=== Supplied records ===

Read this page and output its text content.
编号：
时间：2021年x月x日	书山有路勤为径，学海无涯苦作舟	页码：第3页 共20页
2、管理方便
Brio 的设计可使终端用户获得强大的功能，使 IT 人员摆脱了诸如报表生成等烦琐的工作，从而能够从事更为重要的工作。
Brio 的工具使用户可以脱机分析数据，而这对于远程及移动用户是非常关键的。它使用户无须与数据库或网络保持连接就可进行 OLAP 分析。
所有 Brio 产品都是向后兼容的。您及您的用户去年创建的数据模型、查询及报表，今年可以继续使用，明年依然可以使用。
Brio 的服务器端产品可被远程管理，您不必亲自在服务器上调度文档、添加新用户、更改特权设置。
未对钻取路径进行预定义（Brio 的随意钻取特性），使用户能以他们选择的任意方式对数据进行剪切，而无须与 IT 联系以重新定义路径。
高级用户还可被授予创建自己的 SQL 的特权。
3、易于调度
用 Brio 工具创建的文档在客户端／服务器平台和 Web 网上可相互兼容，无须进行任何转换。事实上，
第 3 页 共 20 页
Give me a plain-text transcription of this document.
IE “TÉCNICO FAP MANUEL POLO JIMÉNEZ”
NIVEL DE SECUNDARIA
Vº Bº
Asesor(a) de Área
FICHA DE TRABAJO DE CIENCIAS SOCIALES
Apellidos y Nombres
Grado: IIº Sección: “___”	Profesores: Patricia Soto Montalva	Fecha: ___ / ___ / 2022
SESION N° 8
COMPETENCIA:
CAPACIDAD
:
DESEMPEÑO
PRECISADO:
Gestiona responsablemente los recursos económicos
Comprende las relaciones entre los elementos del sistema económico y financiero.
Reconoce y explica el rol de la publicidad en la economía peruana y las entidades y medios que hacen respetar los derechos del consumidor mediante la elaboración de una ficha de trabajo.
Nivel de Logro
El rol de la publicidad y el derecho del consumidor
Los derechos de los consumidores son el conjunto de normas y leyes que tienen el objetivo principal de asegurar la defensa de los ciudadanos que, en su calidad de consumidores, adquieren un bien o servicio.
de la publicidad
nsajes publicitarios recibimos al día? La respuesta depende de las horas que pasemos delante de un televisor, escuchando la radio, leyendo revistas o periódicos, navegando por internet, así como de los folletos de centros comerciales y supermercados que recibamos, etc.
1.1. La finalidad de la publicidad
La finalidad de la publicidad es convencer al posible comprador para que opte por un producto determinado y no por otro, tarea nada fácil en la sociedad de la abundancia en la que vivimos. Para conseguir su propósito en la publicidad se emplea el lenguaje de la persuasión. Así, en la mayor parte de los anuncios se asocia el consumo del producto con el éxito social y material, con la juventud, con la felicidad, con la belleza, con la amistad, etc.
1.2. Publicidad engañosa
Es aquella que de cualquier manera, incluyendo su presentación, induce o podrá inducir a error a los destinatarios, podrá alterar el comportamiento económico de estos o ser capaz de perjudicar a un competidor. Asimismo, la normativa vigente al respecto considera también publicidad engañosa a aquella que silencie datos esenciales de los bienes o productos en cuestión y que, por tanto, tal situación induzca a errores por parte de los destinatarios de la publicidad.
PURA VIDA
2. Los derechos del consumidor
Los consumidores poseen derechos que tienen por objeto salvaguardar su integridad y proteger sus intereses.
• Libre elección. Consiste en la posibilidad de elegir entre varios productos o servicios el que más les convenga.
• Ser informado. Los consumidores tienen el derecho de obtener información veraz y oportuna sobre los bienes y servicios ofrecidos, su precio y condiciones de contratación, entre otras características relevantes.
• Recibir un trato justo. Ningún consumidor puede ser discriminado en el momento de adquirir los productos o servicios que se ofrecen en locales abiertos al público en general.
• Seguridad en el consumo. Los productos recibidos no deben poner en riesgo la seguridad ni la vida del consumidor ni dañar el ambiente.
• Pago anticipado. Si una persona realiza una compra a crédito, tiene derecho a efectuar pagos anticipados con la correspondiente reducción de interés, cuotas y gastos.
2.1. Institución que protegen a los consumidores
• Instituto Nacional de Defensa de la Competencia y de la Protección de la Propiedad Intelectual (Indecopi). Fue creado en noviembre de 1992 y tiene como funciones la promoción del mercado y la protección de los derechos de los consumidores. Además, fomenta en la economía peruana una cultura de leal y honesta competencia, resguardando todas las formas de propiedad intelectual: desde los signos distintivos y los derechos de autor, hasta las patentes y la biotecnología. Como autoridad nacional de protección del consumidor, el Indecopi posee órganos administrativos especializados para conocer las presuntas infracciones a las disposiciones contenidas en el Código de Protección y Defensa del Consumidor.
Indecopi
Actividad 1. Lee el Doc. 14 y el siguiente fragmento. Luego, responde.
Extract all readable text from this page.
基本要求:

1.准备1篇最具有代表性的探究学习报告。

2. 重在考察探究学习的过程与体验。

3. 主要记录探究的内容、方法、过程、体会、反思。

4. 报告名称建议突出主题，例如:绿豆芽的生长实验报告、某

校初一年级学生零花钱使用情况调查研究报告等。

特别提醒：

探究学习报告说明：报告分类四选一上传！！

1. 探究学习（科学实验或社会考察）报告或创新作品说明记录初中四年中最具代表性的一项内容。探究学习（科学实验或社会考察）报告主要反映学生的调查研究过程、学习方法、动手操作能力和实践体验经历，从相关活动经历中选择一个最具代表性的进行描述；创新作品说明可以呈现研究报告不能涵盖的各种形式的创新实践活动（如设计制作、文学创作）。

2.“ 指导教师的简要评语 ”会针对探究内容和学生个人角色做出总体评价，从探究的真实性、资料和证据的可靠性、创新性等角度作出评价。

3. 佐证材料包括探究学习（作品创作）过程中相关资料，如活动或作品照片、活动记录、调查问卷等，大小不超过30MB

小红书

===

◆ **Instructions for the task**
Write the lines out verbatim, from the one with "Extract all readable text from this page." through the last line of the entries, and stop there.

◆ **Completed exercise**
Extract all readable text from this page.
基本要求:

1.准备1篇最具有代表性的探究学习报告。

2. 重在考察探究学习的过程与体验。

3. 主要记录探究的内容、方法、过程、体会、反思。

4. 报告名称建议突出主题，例如:绿豆芽的生长实验报告、某

校初一年级学生零花钱使用情况调查研究报告等。

特别提醒：

探究学习报告说明：报告分类四选一上传！！

1. 探究学习（科学实验或社会考察）报告或创新作品说明记录初中四年中最具代表性的一项内容。探究学习（科学实验或社会考察）报告主要反映学生的调查研究过程、学习方法、动手操作能力和实践体验经历，从相关活动经历中选择一个最具代表性的进行描述；创新作品说明可以呈现研究报告不能涵盖的各种形式的创新实践活动（如设计制作、文学创作）。

2.“ 指导教师的简要评语 ”会针对探究内容和学生个人角色做出总体评价，从探究的真实性、资料和证据的可靠性、创新性等角度作出评价。

3. 佐证材料包括探究学习（作品创作）过程中相关资料，如活动或作品照片、活动记录、调查问卷等，大小不超过30MB

小红书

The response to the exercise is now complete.